▽
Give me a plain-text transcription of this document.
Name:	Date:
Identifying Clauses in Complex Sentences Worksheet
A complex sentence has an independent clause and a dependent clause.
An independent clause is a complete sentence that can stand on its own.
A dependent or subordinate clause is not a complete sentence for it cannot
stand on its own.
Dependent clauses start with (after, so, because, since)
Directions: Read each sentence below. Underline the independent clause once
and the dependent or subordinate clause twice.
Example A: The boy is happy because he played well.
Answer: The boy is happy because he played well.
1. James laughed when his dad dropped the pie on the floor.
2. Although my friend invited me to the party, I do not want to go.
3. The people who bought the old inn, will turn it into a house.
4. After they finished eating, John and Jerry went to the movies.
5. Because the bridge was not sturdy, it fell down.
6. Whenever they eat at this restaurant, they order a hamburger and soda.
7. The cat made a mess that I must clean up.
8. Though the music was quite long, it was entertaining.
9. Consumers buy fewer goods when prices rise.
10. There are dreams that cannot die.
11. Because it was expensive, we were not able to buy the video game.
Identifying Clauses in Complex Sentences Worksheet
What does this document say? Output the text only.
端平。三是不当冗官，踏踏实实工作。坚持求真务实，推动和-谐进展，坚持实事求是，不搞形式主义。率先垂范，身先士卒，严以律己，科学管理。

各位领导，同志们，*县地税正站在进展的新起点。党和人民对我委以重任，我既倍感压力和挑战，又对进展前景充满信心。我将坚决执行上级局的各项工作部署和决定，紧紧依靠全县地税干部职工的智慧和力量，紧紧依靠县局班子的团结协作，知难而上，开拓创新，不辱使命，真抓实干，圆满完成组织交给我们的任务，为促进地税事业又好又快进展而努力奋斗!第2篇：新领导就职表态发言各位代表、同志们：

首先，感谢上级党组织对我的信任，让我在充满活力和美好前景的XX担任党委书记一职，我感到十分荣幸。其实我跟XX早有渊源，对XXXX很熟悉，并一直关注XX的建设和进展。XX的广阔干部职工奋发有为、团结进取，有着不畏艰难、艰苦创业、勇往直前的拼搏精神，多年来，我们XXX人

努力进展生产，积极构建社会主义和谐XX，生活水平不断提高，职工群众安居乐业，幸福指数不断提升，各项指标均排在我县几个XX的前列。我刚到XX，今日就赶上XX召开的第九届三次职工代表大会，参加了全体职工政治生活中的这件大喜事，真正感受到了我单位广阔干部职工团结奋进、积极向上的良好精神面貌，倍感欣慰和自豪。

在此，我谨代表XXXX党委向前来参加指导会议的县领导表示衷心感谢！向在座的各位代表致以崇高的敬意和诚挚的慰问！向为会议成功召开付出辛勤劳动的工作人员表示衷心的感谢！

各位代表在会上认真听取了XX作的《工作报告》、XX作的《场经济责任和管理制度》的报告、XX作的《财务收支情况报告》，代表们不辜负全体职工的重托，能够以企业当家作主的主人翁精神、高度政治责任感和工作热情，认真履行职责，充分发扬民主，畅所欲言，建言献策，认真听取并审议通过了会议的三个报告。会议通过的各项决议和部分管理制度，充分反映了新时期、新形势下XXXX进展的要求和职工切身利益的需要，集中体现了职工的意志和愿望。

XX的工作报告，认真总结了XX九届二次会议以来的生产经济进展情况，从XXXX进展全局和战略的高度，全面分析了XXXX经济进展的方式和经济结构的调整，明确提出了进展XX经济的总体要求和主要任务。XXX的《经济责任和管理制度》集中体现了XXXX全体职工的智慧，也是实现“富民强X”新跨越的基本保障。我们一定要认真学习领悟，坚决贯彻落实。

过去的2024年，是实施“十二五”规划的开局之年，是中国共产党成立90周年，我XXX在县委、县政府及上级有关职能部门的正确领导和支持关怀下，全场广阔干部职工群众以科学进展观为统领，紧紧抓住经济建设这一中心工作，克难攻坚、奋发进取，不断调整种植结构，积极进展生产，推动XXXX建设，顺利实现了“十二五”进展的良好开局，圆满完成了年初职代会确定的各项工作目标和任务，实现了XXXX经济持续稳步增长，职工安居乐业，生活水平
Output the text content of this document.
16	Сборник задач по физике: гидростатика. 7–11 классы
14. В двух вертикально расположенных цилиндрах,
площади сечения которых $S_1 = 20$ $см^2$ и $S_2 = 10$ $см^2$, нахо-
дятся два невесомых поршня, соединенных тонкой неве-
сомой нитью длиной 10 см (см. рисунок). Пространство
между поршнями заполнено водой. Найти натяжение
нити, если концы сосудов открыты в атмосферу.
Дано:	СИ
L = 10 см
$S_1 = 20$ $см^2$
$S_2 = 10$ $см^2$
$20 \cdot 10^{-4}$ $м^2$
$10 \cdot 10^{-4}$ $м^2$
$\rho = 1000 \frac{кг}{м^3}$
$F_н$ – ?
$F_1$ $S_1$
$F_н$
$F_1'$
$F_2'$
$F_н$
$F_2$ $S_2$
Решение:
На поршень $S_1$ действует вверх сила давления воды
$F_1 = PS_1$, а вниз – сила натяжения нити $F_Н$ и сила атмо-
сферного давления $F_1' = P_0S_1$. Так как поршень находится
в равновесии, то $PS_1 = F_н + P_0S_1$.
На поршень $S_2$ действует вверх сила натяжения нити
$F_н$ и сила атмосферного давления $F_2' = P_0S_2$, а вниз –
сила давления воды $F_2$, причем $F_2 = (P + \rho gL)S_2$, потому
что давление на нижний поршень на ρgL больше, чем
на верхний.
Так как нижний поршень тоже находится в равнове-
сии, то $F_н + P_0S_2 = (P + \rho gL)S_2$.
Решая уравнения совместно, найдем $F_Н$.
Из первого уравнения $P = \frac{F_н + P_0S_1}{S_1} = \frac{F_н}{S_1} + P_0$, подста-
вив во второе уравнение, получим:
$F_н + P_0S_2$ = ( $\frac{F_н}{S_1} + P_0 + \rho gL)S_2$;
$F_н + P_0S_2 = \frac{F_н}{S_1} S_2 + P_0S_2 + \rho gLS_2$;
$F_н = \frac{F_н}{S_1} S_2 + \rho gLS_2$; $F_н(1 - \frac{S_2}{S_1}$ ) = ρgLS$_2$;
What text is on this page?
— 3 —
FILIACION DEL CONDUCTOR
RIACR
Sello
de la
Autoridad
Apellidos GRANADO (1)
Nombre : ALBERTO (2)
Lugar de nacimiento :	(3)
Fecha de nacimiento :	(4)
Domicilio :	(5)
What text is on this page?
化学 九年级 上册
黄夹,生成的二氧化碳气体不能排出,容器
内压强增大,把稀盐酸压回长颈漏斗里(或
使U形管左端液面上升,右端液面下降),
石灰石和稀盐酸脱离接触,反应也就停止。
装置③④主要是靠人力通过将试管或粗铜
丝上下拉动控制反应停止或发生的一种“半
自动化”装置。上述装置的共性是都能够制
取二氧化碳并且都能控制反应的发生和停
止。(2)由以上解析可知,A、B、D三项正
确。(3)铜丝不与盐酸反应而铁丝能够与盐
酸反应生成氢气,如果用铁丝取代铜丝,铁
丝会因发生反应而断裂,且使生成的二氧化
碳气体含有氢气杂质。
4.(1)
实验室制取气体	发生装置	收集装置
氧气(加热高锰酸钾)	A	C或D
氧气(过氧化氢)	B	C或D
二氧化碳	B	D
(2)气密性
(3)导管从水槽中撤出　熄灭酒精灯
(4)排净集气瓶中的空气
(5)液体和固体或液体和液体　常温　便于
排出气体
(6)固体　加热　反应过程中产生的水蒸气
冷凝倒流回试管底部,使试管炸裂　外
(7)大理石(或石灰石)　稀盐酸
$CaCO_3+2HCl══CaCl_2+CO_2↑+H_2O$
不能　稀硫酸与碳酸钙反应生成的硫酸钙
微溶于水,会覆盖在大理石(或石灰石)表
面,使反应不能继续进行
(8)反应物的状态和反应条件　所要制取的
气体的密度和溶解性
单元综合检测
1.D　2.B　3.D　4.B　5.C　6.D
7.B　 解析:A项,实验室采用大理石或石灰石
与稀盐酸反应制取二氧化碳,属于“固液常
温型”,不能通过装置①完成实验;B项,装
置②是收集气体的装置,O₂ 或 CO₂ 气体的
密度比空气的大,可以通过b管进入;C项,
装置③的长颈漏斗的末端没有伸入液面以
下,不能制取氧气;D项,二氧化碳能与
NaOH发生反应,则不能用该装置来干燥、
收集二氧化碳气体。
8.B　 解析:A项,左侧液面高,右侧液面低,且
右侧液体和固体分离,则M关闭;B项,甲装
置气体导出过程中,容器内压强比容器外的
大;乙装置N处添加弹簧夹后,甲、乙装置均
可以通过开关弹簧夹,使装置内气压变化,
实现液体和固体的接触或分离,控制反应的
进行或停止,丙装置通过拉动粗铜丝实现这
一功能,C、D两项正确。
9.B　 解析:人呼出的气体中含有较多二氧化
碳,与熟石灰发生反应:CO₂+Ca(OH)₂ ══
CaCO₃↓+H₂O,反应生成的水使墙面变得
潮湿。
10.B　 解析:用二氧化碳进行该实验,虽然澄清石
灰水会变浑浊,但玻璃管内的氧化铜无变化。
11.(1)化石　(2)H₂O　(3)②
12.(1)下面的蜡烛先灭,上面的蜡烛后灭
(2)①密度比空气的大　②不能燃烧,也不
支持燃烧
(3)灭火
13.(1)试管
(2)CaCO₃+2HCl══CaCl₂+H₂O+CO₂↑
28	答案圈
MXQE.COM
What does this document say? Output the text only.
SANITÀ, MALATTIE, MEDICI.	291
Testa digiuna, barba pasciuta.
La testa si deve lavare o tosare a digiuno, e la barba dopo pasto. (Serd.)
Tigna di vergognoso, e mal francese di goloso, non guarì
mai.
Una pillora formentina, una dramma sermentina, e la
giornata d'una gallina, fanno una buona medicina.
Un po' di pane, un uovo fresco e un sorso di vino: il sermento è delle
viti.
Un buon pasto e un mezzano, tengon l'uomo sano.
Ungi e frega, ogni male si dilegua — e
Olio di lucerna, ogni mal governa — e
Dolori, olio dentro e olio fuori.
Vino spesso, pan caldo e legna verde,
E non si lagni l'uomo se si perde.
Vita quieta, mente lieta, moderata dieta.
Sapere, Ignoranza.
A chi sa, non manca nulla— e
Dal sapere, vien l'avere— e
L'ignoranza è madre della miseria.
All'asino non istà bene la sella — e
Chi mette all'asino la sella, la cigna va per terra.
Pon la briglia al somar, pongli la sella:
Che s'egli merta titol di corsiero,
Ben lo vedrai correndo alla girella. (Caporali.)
△
(Task): Going over the lines above, work out how many include "independent", then give only that number.

(Solution): 3